Items from a dataset
▬▬▬▬▬▬

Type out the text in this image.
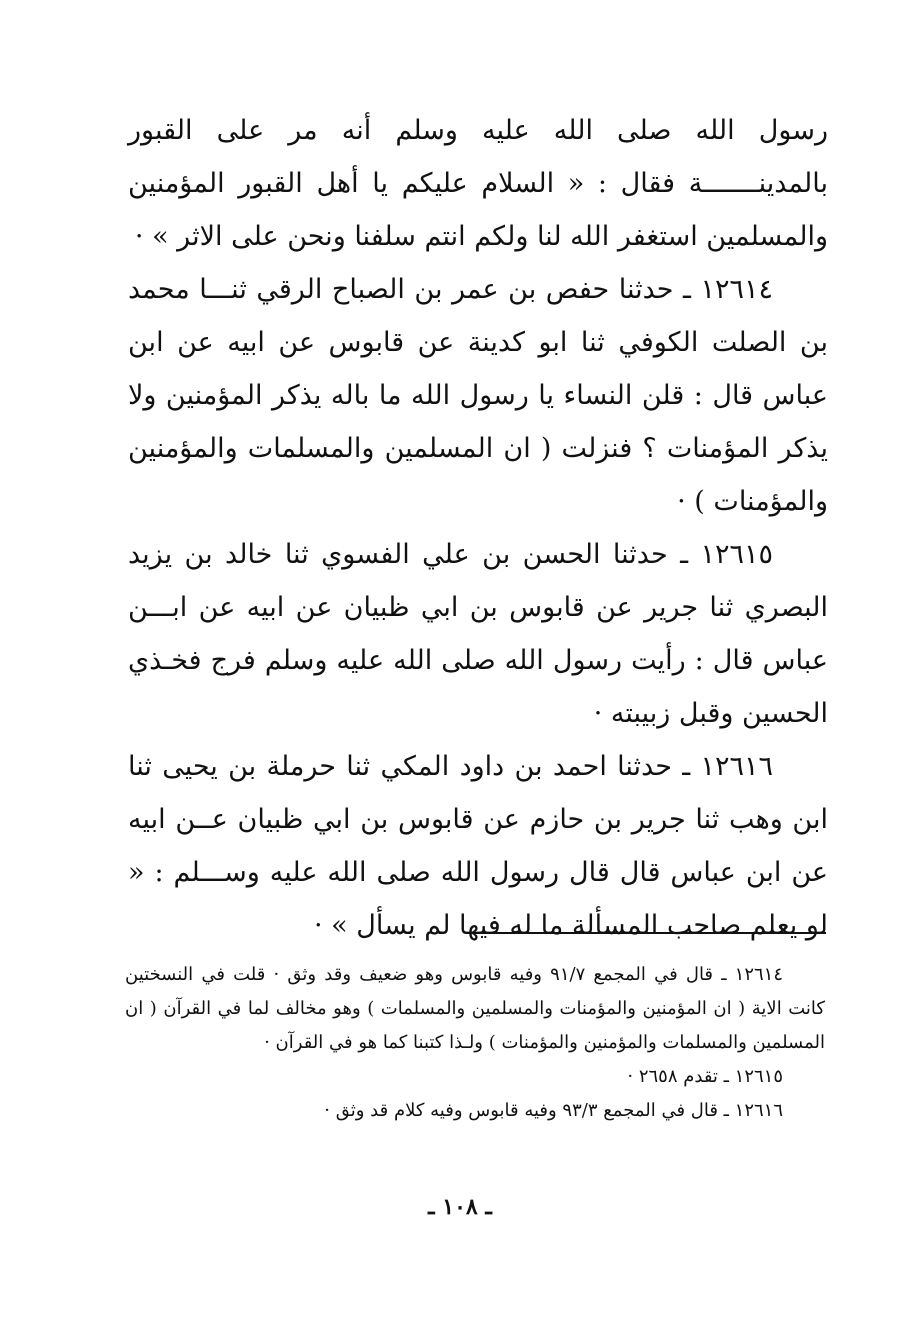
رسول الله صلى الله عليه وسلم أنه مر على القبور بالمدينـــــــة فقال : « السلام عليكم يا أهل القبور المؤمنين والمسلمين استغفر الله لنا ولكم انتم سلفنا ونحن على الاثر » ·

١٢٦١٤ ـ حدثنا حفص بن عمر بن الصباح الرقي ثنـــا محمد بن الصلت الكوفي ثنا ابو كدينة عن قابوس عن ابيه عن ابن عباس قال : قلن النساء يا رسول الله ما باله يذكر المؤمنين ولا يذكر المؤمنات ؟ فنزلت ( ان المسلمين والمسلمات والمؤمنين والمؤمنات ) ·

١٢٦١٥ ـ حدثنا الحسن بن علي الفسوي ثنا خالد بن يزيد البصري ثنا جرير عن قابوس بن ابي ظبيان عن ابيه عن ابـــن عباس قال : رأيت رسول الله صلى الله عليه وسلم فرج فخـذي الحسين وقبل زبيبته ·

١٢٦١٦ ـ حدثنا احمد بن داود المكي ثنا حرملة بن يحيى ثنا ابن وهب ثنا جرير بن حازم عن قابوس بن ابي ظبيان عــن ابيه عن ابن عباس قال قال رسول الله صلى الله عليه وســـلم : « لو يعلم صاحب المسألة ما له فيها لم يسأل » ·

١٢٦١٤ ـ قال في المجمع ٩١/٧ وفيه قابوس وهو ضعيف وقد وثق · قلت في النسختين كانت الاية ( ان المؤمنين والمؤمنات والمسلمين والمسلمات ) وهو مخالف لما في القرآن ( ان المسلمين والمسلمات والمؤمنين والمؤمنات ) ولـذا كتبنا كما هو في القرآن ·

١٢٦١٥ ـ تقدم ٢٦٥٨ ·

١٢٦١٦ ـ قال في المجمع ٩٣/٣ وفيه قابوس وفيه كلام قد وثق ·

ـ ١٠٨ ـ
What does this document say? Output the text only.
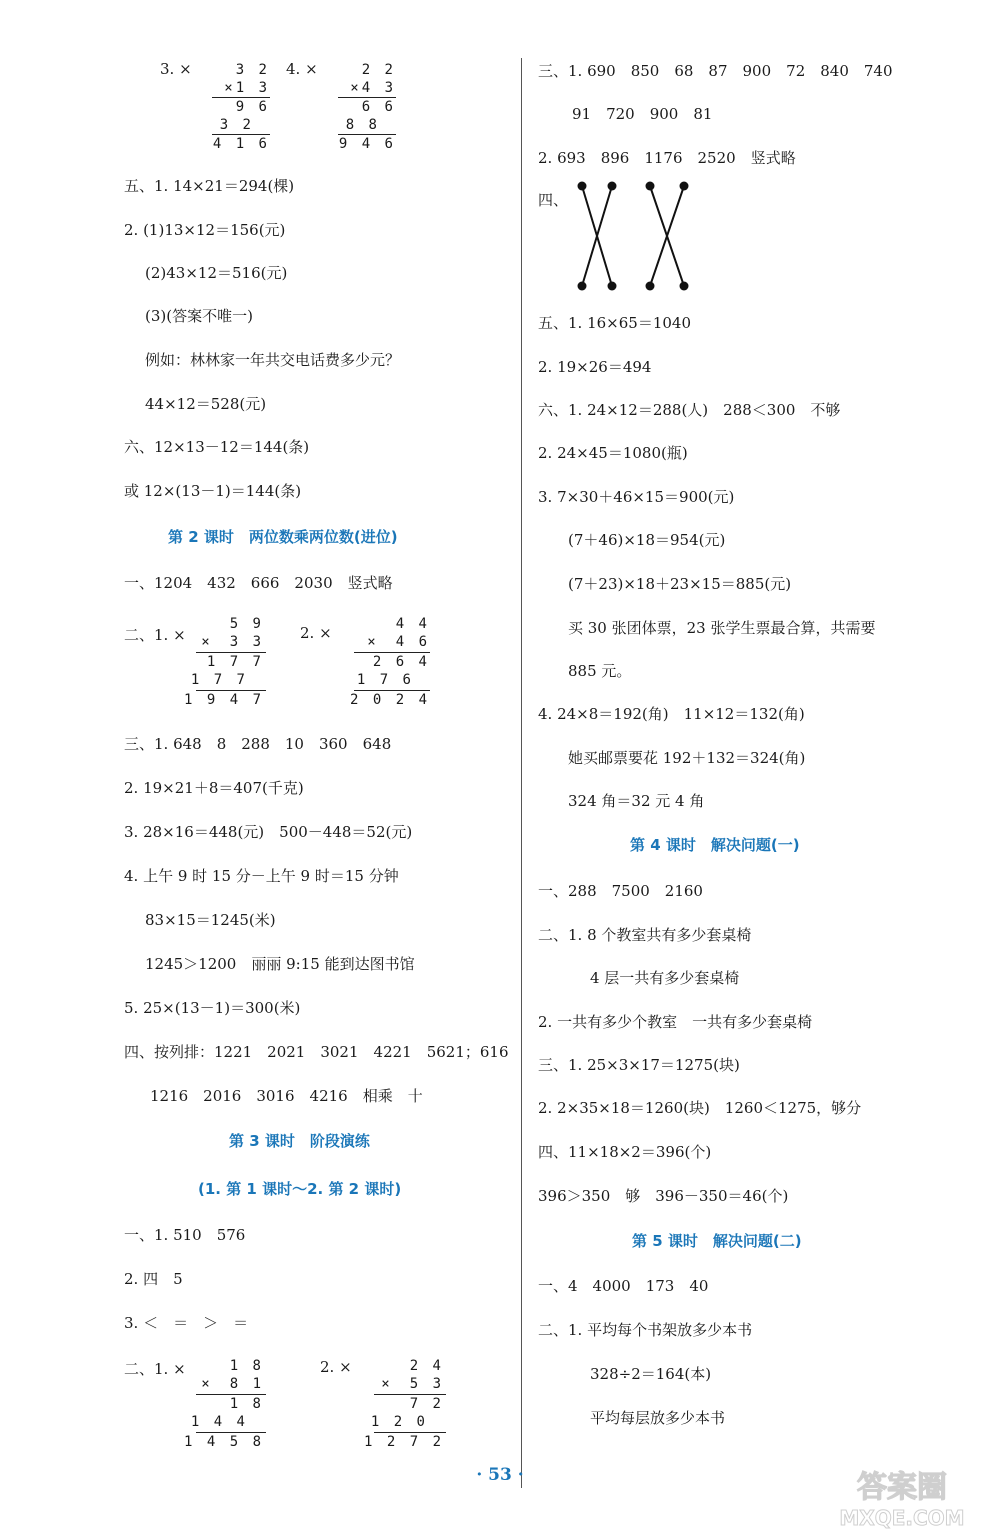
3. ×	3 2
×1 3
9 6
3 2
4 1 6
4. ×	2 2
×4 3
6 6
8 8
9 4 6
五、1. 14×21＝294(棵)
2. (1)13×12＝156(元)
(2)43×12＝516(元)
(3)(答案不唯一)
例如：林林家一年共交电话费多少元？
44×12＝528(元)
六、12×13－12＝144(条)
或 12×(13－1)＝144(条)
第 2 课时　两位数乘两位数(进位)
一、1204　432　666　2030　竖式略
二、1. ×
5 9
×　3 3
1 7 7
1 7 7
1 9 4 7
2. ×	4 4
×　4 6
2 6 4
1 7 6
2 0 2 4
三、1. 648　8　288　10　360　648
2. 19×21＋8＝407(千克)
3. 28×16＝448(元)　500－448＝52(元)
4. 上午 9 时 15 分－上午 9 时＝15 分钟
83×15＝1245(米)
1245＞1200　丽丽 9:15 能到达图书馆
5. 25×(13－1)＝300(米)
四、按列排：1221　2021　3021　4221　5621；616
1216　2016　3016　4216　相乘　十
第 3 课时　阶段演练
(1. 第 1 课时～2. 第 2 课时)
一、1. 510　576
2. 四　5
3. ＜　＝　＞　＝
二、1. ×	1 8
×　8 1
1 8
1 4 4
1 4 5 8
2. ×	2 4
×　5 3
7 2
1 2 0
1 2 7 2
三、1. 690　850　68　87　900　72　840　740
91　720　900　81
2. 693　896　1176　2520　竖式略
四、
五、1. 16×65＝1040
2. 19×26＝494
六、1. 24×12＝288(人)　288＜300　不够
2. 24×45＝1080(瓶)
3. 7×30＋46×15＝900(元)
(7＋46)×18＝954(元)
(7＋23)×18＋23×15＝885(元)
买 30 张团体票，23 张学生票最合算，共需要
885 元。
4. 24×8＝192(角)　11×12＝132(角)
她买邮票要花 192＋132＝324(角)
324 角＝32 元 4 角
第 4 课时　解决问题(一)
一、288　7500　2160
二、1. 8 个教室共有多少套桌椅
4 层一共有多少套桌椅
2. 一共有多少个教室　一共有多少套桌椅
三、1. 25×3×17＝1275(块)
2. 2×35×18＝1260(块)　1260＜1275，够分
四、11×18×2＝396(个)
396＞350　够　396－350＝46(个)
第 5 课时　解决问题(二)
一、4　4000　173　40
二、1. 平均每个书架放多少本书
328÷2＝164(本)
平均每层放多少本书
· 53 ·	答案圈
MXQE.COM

▬▬▬▬▬▬

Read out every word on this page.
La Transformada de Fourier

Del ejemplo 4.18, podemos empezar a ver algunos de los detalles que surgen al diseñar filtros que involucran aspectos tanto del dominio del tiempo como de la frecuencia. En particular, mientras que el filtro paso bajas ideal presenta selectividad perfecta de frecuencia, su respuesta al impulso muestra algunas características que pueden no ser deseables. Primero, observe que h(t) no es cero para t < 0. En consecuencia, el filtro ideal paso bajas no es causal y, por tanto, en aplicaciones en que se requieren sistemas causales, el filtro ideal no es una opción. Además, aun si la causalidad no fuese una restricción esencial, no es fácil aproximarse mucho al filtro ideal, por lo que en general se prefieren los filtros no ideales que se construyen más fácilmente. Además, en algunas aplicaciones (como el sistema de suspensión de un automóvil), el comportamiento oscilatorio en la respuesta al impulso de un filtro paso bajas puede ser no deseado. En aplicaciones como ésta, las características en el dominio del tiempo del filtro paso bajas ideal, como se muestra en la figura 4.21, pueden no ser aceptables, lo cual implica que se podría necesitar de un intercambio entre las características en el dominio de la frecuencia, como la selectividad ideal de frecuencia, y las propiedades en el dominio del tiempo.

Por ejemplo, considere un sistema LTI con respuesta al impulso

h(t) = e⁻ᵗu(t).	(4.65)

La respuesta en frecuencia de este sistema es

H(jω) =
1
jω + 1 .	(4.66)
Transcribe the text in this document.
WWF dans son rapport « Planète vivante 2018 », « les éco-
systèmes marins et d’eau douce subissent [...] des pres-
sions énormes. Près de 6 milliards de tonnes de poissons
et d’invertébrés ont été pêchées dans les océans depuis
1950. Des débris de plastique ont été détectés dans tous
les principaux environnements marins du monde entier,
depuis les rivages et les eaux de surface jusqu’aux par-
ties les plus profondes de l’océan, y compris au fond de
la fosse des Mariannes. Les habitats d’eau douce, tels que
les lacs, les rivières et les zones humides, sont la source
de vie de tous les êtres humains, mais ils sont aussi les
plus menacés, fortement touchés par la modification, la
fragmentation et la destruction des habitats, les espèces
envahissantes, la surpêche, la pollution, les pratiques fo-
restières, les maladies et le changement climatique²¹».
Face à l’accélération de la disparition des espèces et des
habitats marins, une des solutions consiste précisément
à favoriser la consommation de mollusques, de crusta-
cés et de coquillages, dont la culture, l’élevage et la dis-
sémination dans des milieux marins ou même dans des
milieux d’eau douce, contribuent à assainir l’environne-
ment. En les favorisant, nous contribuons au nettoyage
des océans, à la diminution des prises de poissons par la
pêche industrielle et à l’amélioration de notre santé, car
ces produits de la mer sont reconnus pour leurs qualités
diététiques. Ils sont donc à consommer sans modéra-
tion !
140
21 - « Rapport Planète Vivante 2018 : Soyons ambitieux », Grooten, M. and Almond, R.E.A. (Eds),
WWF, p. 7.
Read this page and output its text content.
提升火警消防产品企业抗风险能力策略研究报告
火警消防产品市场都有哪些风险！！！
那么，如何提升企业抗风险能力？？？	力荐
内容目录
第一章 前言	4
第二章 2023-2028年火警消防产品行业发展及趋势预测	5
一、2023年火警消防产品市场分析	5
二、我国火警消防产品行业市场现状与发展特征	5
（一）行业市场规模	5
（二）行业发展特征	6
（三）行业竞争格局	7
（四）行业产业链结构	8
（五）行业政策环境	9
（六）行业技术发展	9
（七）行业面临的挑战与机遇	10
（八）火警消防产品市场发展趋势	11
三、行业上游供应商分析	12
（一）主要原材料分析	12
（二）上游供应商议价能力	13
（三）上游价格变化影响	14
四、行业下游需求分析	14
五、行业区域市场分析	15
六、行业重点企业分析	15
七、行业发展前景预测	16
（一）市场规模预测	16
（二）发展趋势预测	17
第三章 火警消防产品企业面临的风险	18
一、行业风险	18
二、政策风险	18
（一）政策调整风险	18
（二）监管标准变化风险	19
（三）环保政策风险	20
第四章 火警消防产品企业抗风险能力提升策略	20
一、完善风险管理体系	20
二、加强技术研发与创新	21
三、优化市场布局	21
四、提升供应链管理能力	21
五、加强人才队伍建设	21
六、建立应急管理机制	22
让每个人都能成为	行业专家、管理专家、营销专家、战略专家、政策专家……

▬▬▬▬▬▬

Report how many lines of the listing hold the string "وفيه", giving only the number.

2